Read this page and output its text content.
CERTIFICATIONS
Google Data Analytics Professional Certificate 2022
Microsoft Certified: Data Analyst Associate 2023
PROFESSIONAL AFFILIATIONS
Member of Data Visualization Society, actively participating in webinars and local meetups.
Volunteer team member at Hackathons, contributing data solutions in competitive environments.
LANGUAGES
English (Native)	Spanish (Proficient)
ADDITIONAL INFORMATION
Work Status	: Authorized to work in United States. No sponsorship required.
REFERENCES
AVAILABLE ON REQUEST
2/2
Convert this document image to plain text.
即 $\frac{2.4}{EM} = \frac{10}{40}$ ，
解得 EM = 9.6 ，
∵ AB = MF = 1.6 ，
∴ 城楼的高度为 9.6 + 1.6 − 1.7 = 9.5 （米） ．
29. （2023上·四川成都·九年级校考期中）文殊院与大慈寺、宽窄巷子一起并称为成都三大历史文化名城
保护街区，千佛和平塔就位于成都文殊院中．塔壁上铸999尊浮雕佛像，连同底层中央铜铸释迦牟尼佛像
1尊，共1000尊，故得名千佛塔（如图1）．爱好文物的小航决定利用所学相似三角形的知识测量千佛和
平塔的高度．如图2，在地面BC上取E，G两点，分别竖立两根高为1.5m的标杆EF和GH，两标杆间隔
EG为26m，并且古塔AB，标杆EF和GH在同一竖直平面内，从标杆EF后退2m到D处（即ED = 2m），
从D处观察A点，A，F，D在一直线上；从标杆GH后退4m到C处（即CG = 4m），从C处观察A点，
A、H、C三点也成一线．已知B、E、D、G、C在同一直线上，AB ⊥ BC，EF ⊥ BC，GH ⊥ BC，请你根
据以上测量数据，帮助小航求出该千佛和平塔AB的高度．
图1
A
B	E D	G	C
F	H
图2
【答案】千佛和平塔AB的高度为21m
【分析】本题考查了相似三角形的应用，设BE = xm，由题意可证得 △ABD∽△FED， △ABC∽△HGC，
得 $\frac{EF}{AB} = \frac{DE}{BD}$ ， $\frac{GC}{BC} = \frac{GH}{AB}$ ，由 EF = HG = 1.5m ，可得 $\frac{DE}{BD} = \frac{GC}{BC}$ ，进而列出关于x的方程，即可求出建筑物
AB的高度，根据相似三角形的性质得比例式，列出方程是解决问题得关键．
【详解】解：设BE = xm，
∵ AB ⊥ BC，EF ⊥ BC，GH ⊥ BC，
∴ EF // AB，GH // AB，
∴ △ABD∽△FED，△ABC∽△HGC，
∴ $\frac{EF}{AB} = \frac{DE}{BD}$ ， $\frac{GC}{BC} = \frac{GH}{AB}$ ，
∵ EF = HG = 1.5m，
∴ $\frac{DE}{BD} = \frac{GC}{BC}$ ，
============
■ Exercise description
Write out every record shown above, word for word.

■ Written answer
Read this page and output its text content.
CERTIFICATIONS
Google Data Analytics Professional Certificate 2022
Microsoft Certified: Data Analyst Associate 2023
PROFESSIONAL AFFILIATIONS
Member of Data Visualization Society, actively participating in webinars and local meetups.
Volunteer team member at Hackathons, contributing data solutions in competitive environments.
LANGUAGES
English (Native)	Spanish (Proficient)
ADDITIONAL INFORMATION
Work Status	: Authorized to work in United States. No sponsorship required.
REFERENCES
AVAILABLE ON REQUEST
2/2
Convert this document image to plain text.
即 $\frac{2.4}{EM} = \frac{10}{40}$ ，
解得 EM = 9.6 ，
∵ AB = MF = 1.6 ，
∴ 城楼的高度为 9.6 + 1.6 − 1.7 = 9.5 （米） ．
29. （2023上·四川成都·九年级校考期中）文殊院与大慈寺、宽窄巷子一起并称为成都三大历史文化名城
保护街区，千佛和平塔就位于成都文殊院中．塔壁上铸999尊浮雕佛像，连同底层中央铜铸释迦牟尼佛像
1尊，共1000尊，故得名千佛塔（如图1）．爱好文物的小航决定利用所学相似三角形的知识测量千佛和
平塔的高度．如图2，在地面BC上取E，G两点，分别竖立两根高为1.5m的标杆EF和GH，两标杆间隔
EG为26m，并且古塔AB，标杆EF和GH在同一竖直平面内，从标杆EF后退2m到D处（即ED = 2m），
从D处观察A点，A，F，D在一直线上；从标杆GH后退4m到C处（即CG = 4m），从C处观察A点，
A、H、C三点也成一线．已知B、E、D、G、C在同一直线上，AB ⊥ BC，EF ⊥ BC，GH ⊥ BC，请你根
据以上测量数据，帮助小航求出该千佛和平塔AB的高度．
图1
A
B	E D	G	C
F	H
图2
【答案】千佛和平塔AB的高度为21m
【分析】本题考查了相似三角形的应用，设BE = xm，由题意可证得 △ABD∽△FED， △ABC∽△HGC，
得 $\frac{EF}{AB} = \frac{DE}{BD}$ ， $\frac{GC}{BC} = \frac{GH}{AB}$ ，由 EF = HG = 1.5m ，可得 $\frac{DE}{BD} = \frac{GC}{BC}$ ，进而列出关于x的方程，即可求出建筑物
AB的高度，根据相似三角形的性质得比例式，列出方程是解决问题得关键．
【详解】解：设BE = xm，
∵ AB ⊥ BC，EF ⊥ BC，GH ⊥ BC，
∴ EF // AB，GH // AB，
∴ △ABD∽△FED，△ABC∽△HGC，
∴ $\frac{EF}{AB} = \frac{DE}{BD}$ ， $\frac{GC}{BC} = \frac{GH}{AB}$ ，
∵ EF = HG = 1.5m，
∴ $\frac{DE}{BD} = \frac{GC}{BC}$ ，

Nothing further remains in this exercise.